■ Short problem ■
Would you extract the whole listing below and retype it exactly?

■ ■ ■ ■ ■ ■ ■

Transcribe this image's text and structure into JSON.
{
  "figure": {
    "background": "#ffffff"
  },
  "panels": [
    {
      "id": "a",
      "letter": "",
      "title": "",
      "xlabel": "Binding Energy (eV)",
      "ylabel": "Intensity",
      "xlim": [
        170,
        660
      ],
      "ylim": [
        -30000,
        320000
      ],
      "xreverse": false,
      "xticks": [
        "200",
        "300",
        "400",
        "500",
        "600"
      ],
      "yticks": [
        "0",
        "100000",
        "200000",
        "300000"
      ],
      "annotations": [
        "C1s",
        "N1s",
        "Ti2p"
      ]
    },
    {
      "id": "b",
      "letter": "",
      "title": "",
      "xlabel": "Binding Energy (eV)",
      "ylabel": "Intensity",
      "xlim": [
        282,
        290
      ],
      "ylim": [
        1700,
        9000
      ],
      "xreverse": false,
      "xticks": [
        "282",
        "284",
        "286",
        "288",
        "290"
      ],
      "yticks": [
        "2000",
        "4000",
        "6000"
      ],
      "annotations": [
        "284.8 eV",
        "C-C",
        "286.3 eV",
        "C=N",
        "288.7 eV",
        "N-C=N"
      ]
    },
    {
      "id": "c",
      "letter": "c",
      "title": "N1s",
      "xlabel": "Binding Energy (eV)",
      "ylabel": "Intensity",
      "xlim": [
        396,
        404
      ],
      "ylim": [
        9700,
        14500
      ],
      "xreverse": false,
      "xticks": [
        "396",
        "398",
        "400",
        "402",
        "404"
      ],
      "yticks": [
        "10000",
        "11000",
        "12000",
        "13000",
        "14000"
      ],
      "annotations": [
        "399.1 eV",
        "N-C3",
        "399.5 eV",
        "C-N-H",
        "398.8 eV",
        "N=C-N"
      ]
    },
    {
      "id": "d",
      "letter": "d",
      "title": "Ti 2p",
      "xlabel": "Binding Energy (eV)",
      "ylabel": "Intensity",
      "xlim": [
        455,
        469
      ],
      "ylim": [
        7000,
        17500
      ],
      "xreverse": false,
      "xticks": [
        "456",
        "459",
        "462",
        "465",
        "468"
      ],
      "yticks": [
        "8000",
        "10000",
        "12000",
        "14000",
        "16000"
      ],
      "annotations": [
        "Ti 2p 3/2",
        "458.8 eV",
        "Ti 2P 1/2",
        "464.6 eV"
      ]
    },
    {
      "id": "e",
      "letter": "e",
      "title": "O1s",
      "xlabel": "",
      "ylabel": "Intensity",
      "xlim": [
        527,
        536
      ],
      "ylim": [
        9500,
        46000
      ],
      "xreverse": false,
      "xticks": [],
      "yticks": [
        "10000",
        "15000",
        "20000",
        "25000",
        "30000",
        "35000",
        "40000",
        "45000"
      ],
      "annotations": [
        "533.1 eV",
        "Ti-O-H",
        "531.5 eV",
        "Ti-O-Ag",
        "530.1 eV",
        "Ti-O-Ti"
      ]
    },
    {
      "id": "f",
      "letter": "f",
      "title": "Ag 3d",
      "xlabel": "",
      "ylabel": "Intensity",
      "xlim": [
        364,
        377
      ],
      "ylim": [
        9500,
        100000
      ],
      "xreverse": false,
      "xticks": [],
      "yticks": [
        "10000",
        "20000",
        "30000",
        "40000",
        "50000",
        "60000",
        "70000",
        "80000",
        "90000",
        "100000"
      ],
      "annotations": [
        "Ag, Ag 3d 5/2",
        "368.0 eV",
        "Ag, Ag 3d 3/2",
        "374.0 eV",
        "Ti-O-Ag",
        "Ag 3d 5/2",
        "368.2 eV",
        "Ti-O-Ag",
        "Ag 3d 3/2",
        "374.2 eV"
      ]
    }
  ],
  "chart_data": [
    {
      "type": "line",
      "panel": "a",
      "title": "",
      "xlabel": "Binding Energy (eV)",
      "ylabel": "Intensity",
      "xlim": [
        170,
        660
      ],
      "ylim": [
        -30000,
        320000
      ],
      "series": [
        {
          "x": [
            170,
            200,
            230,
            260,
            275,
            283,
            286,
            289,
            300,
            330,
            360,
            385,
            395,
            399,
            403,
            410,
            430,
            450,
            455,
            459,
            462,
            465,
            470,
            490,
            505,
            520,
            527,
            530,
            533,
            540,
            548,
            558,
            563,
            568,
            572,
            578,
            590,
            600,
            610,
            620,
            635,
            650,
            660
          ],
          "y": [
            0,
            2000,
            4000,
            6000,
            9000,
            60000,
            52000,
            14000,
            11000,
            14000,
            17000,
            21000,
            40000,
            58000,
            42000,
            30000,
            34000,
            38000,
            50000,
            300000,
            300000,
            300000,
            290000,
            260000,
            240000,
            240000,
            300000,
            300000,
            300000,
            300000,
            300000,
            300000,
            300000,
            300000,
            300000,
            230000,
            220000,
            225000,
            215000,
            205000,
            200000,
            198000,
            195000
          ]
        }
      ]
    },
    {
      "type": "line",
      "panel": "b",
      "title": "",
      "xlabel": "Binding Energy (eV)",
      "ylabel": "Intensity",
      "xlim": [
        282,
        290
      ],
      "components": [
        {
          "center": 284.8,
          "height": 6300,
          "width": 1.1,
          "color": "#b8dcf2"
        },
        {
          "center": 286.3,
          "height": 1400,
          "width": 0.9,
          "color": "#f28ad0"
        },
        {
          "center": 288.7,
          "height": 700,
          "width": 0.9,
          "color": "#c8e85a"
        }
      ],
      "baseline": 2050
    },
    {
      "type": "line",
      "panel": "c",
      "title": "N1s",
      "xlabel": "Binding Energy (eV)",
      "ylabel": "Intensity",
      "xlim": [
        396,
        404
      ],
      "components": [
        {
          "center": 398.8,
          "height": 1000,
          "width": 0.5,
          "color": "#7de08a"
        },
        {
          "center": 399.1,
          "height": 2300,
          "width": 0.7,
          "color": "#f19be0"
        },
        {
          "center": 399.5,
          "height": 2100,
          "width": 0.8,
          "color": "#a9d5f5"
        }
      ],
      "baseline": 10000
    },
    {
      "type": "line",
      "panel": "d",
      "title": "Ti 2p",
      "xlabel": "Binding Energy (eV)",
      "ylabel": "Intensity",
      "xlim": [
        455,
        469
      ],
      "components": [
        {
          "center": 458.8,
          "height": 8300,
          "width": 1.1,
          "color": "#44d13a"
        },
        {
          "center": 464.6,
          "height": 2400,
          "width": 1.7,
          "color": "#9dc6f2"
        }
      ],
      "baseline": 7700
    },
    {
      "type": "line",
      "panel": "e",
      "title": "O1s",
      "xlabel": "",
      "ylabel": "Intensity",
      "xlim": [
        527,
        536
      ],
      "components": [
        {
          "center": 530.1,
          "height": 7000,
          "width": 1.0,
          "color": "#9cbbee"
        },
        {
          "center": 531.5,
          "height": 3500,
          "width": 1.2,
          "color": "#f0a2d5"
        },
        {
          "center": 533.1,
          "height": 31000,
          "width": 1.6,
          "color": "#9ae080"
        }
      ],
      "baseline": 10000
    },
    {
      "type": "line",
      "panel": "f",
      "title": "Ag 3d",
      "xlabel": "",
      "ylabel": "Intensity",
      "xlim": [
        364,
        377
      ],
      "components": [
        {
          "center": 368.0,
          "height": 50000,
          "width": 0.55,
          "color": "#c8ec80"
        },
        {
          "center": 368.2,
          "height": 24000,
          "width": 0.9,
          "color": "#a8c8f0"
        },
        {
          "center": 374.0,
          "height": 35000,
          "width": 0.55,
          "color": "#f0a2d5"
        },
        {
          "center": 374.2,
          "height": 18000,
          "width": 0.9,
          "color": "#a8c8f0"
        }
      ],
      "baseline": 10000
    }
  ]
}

■ ■ ■ ■ ■ ■ ■

■ Completed exercise ■
Transcribe this image's text and structure into JSON.
{
  "figure": {
    "background": "#ffffff"
  },
  "panels": [
    {
      "id": "a",
      "letter": "",
      "title": "",
      "xlabel": "Binding Energy (eV)",
      "ylabel": "Intensity",
      "xlim": [
        170,
        660
      ],
      "ylim": [
        -30000,
        320000
      ],
      "xreverse": false,
      "xticks": [
        "200",
        "300",
        "400",
        "500",
        "600"
      ],
      "yticks": [
        "0",
        "100000",
        "200000",
        "300000"
      ],
      "annotations": [
        "C1s",
        "N1s",
        "Ti2p"
      ]
    },
    {
      "id": "b",
      "letter": "",
      "title": "",
      "xlabel": "Binding Energy (eV)",
      "ylabel": "Intensity",
      "xlim": [
        282,
        290
      ],
      "ylim": [
        1700,
        9000
      ],
      "xreverse": false,
      "xticks": [
        "282",
        "284",
        "286",
        "288",
        "290"
      ],
      "yticks": [
        "2000",
        "4000",
        "6000"
      ],
      "annotations": [
        "284.8 eV",
        "C-C",
        "286.3 eV",
        "C=N",
        "288.7 eV",
        "N-C=N"
      ]
    },
    {
      "id": "c",
      "letter": "c",
      "title": "N1s",
      "xlabel": "Binding Energy (eV)",
      "ylabel": "Intensity",
      "xlim": [
        396,
        404
      ],
      "ylim": [
        9700,
        14500
      ],
      "xreverse": false,
      "xticks": [
        "396",
        "398",
        "400",
        "402",
        "404"
      ],
      "yticks": [
        "10000",
        "11000",
        "12000",
        "13000",
        "14000"
      ],
      "annotations": [
        "399.1 eV",
        "N-C3",
        "399.5 eV",
        "C-N-H",
        "398.8 eV",
        "N=C-N"
      ]
    },
    {
      "id": "d",
      "letter": "d",
      "title": "Ti 2p",
      "xlabel": "Binding Energy (eV)",
      "ylabel": "Intensity",
      "xlim": [
        455,
        469
      ],
      "ylim": [
        7000,
        17500
      ],
      "xreverse": false,
      "xticks": [
        "456",
        "459",
        "462",
        "465",
        "468"
      ],
      "yticks": [
        "8000",
        "10000",
        "12000",
        "14000",
        "16000"
      ],
      "annotations": [
        "Ti 2p 3/2",
        "458.8 eV",
        "Ti 2P 1/2",
        "464.6 eV"
      ]
    },
    {
      "id": "e",
      "letter": "e",
      "title": "O1s",
      "xlabel": "",
      "ylabel": "Intensity",
      "xlim": [
        527,
        536
      ],
      "ylim": [
        9500,
        46000
      ],
      "xreverse": false,
      "xticks": [],
      "yticks": [
        "10000",
        "15000",
        "20000",
        "25000",
        "30000",
        "35000",
        "40000",
        "45000"
      ],
      "annotations": [
        "533.1 eV",
        "Ti-O-H",
        "531.5 eV",
        "Ti-O-Ag",
        "530.1 eV",
        "Ti-O-Ti"
      ]
    },
    {
      "id": "f",
      "letter": "f",
      "title": "Ag 3d",
      "xlabel": "",
      "ylabel": "Intensity",
      "xlim": [
        364,
        377
      ],
      "ylim": [
        9500,
        100000
      ],
      "xreverse": false,
      "xticks": [],
      "yticks": [
        "10000",
        "20000",
        "30000",
        "40000",
        "50000",
        "60000",
        "70000",
        "80000",
        "90000",
        "100000"
      ],
      "annotations": [
        "Ag, Ag 3d 5/2",
        "368.0 eV",
        "Ag, Ag 3d 3/2",
        "374.0 eV",
        "Ti-O-Ag",
        "Ag 3d 5/2",
        "368.2 eV",
        "Ti-O-Ag",
        "Ag 3d 3/2",
        "374.2 eV"
      ]
    }
  ],
  "chart_data": [
    {
      "type": "line",
      "panel": "a",
      "title": "",
      "xlabel": "Binding Energy (eV)",
      "ylabel": "Intensity",
      "xlim": [
        170,
        660
      ],
      "ylim": [
        -30000,
        320000
      ],
      "series": [
        {
          "x": [
            170,
            200,
            230,
            260,
            275,
            283,
            286,
            289,
            300,
            330,
            360,
            385,
            395,
            399,
            403,
            410,
            430,
            450,
            455,
            459,
            462,
            465,
            470,
            490,
            505,
            520,
            527,
            530,
            533,
            540,
            548,
            558,
            563,
            568,
            572,
            578,
            590,
            600,
            610,
            620,
            635,
            650,
            660
          ],
          "y": [
            0,
            2000,
            4000,
            6000,
            9000,
            60000,
            52000,
            14000,
            11000,
            14000,
            17000,
            21000,
            40000,
            58000,
            42000,
            30000,
            34000,
            38000,
            50000,
            300000,
            300000,
            300000,
            290000,
            260000,
            240000,
            240000,
            300000,
            300000,
            300000,
            300000,
            300000,
            300000,
            300000,
            300000,
            300000,
            230000,
            220000,
            225000,
            215000,
            205000,
            200000,
            198000,
            195000
          ]
        }
      ]
    },
    {
      "type": "line",
      "panel": "b",
      "title": "",
      "xlabel": "Binding Energy (eV)",
      "ylabel": "Intensity",
      "xlim": [
        282,
        290
      ],
      "components": [
        {
          "center": 284.8,
          "height": 6300,
          "width": 1.1,
          "color": "#b8dcf2"
        },
        {
          "center": 286.3,
          "height": 1400,
          "width": 0.9,
          "color": "#f28ad0"
        },
        {
          "center": 288.7,
          "height": 700,
          "width": 0.9,
          "color": "#c8e85a"
        }
      ],
      "baseline": 2050
    },
    {
      "type": "line",
      "panel": "c",
      "title": "N1s",
      "xlabel": "Binding Energy (eV)",
      "ylabel": "Intensity",
      "xlim": [
        396,
        404
      ],
      "components": [
        {
          "center": 398.8,
          "height": 1000,
          "width": 0.5,
          "color": "#7de08a"
        },
        {
          "center": 399.1,
          "height": 2300,
          "width": 0.7,
          "color": "#f19be0"
        },
        {
          "center": 399.5,
          "height": 2100,
          "width": 0.8,
          "color": "#a9d5f5"
        }
      ],
      "baseline": 10000
    },
    {
      "type": "line",
      "panel": "d",
      "title": "Ti 2p",
      "xlabel": "Binding Energy (eV)",
      "ylabel": "Intensity",
      "xlim": [
        455,
        469
      ],
      "components": [
        {
          "center": 458.8,
          "height": 8300,
          "width": 1.1,
          "color": "#44d13a"
        },
        {
          "center": 464.6,
          "height": 2400,
          "width": 1.7,
          "color": "#9dc6f2"
        }
      ],
      "baseline": 7700
    },
    {
      "type": "line",
      "panel": "e",
      "title": "O1s",
      "xlabel": "",
      "ylabel": "Intensity",
      "xlim": [
        527,
        536
      ],
      "components": [
        {
          "center": 530.1,
          "height": 7000,
          "width": 1.0,
          "color": "#9cbbee"
        },
        {
          "center": 531.5,
          "height": 3500,
          "width": 1.2,
          "color": "#f0a2d5"
        },
        {
          "center": 533.1,
          "height": 31000,
          "width": 1.6,
          "color": "#9ae080"
        }
      ],
      "baseline": 10000
    },
    {
      "type": "line",
      "panel": "f",
      "title": "Ag 3d",
      "xlabel": "",
      "ylabel": "Intensity",
      "xlim": [
        364,
        377
      ],
      "components": [
        {
          "center": 368.0,
          "height": 50000,
          "width": 0.55,
          "color": "#c8ec80"
        },
        {
          "center": 368.2,
          "height": 24000,
          "width": 0.9,
          "color": "#a8c8f0"
        },
        {
          "center": 374.0,
          "height": 35000,
          "width": 0.55,
          "color": "#f0a2d5"
        },
        {
          "center": 374.2,
          "height": 18000,
          "width": 0.9,
          "color": "#a8c8f0"
        }
      ],
      "baseline": 10000
    }
  ]
}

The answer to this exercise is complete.